AVAILABLE DATA start

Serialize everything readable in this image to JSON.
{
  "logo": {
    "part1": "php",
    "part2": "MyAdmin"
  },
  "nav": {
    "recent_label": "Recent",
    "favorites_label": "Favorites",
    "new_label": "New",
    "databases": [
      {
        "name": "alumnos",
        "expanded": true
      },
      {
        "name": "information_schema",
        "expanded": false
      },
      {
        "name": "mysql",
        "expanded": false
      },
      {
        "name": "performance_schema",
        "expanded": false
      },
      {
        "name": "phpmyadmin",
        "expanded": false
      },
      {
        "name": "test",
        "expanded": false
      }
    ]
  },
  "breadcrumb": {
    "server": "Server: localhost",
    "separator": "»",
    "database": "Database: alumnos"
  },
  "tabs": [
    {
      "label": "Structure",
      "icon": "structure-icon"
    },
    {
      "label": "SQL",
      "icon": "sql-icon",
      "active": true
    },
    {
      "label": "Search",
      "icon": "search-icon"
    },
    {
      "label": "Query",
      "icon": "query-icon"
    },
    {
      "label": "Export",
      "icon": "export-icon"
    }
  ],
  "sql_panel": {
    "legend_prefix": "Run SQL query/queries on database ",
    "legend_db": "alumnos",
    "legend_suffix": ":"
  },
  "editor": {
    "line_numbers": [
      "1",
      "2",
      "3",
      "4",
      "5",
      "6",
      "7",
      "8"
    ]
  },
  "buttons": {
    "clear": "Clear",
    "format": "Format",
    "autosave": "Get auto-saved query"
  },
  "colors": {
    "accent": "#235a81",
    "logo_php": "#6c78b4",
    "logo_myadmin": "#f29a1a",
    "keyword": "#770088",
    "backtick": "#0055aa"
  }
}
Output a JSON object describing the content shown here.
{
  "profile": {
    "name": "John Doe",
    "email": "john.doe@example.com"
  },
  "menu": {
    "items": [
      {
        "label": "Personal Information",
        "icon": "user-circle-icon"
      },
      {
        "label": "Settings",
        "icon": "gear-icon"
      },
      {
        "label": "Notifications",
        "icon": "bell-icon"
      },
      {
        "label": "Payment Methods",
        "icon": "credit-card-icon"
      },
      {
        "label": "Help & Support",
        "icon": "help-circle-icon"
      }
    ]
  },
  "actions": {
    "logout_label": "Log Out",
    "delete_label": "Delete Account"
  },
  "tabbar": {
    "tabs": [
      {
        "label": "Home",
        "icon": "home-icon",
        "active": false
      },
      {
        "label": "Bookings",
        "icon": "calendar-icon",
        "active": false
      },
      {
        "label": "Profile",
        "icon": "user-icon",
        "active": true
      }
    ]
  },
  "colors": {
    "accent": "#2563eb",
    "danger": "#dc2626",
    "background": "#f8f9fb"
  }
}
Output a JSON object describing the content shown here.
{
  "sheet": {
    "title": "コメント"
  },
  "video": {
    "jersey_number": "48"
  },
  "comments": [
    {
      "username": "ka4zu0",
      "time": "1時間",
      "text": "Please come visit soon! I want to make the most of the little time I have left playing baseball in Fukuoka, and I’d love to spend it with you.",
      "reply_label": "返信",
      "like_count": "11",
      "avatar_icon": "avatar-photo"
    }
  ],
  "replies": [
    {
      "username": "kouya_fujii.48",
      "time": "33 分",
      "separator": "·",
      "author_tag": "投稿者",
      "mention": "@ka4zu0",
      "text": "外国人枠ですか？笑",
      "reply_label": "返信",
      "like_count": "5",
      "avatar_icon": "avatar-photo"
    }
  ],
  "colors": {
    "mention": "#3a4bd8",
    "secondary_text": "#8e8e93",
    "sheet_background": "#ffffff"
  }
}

AVAILABLE DATA end

Copy down every line of the material above that includes the string "active".

_OUTPUT FOR THIS TASK:_
      "active": true
        "active": false
        "active": false
        "active": true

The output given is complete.